Objective:
Where the string "margin" occurs in the material below, report the whole line.
■ ■ ■ ■ ■ ■ ■
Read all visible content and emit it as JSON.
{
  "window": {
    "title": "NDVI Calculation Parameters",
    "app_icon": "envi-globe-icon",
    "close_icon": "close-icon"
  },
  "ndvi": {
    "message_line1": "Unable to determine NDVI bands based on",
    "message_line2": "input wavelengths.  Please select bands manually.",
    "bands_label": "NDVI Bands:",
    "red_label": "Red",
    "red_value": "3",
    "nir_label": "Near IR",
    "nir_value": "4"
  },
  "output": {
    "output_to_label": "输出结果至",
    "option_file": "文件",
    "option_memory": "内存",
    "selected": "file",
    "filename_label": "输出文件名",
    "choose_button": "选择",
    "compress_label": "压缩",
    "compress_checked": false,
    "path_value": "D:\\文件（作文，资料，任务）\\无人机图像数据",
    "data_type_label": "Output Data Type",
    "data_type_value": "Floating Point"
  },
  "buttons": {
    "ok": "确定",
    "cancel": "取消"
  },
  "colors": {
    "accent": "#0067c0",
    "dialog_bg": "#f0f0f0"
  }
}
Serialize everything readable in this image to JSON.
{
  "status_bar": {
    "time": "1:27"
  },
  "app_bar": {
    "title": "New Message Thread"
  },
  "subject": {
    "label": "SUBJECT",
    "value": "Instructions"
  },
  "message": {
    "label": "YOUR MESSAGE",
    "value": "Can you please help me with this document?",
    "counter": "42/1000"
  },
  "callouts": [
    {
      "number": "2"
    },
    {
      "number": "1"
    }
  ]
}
■ ■ ■ ■ ■ ■ ■
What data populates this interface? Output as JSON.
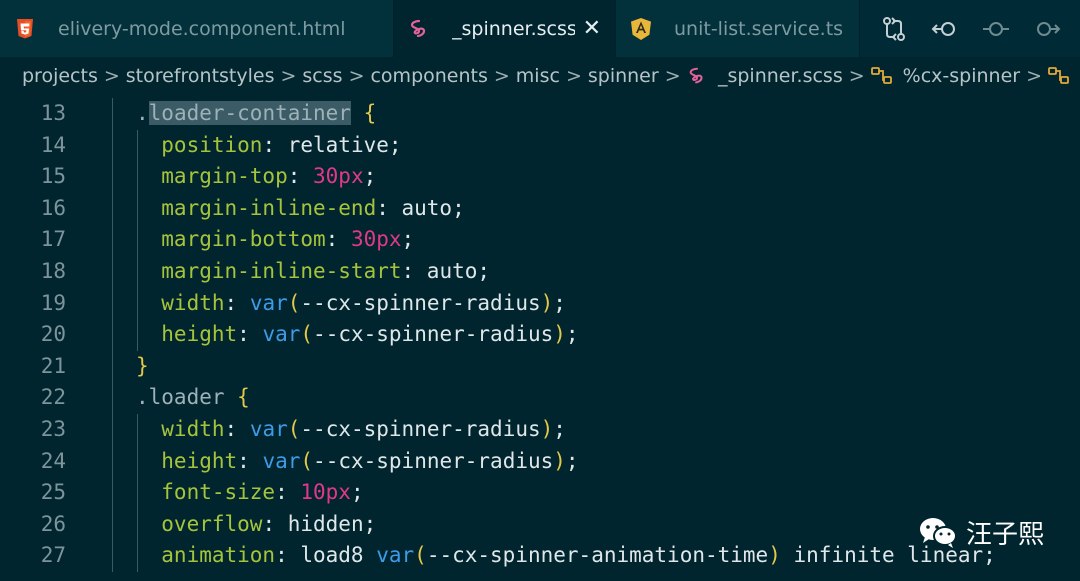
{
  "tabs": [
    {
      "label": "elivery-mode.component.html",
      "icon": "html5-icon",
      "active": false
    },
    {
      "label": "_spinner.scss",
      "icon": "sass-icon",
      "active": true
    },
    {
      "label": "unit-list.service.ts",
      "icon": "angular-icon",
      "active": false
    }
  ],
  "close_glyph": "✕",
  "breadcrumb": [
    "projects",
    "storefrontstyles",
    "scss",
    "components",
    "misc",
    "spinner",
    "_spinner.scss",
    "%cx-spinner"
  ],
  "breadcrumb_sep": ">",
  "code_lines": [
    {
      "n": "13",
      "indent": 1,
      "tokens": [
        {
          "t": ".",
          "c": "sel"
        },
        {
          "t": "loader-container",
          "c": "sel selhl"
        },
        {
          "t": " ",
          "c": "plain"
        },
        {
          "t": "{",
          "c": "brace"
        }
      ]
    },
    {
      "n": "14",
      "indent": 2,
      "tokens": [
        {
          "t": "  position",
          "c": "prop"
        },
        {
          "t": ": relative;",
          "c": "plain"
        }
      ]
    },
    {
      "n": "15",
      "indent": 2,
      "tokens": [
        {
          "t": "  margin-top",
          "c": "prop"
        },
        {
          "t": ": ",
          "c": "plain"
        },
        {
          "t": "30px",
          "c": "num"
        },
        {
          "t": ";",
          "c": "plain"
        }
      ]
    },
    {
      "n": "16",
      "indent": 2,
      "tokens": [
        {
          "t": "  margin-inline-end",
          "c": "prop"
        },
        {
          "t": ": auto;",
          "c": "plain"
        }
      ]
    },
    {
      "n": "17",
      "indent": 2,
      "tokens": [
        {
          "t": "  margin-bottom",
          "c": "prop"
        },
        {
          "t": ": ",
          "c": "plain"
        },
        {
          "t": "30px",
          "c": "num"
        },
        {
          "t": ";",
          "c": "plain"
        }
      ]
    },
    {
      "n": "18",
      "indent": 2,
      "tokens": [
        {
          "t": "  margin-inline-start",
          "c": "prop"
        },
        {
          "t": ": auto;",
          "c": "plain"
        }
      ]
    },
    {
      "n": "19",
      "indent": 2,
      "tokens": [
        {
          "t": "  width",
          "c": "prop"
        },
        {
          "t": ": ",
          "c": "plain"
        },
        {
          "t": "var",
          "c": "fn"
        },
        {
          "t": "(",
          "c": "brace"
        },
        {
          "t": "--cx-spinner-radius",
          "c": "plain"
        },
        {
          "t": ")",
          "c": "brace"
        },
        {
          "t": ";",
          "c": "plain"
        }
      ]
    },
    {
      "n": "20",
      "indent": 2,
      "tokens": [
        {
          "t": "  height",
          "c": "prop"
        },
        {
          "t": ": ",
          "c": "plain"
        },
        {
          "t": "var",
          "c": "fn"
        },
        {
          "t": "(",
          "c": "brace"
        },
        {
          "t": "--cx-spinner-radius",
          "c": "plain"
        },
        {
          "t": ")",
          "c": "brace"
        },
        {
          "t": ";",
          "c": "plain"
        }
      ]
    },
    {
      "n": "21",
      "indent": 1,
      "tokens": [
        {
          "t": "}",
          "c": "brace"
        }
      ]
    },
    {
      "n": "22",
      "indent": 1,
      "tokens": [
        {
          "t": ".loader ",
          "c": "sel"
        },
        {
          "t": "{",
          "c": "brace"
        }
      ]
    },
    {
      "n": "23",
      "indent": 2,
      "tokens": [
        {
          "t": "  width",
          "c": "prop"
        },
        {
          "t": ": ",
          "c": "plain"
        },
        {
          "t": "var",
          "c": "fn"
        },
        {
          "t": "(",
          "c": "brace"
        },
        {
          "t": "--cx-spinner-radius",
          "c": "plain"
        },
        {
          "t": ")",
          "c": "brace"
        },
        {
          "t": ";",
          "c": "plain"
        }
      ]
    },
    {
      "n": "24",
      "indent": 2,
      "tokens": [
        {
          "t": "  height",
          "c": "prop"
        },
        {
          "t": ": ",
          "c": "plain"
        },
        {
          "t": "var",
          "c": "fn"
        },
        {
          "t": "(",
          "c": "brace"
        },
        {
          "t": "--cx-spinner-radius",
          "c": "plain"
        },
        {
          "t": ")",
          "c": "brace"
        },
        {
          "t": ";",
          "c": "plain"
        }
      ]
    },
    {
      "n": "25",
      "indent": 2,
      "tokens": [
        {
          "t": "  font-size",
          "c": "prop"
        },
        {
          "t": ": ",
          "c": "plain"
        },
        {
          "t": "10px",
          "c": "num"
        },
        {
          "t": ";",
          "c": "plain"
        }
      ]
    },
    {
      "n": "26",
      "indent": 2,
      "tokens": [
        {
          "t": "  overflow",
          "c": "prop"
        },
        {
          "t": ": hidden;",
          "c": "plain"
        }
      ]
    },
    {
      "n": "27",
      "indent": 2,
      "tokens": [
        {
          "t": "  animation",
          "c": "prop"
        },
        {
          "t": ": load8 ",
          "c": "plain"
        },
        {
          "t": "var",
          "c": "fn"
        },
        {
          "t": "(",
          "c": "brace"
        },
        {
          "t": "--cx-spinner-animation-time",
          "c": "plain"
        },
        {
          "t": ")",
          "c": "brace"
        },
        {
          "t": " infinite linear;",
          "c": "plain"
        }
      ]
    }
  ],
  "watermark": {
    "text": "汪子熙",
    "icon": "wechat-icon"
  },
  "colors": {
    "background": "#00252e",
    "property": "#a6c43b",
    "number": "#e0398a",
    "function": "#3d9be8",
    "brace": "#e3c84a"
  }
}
■ ■ ■ ■ ■ ■ ■
Result:
          "t": "  margin-top",
          "t": "  margin-inline-end",
          "t": "  margin-bottom",
          "t": "  margin-inline-start",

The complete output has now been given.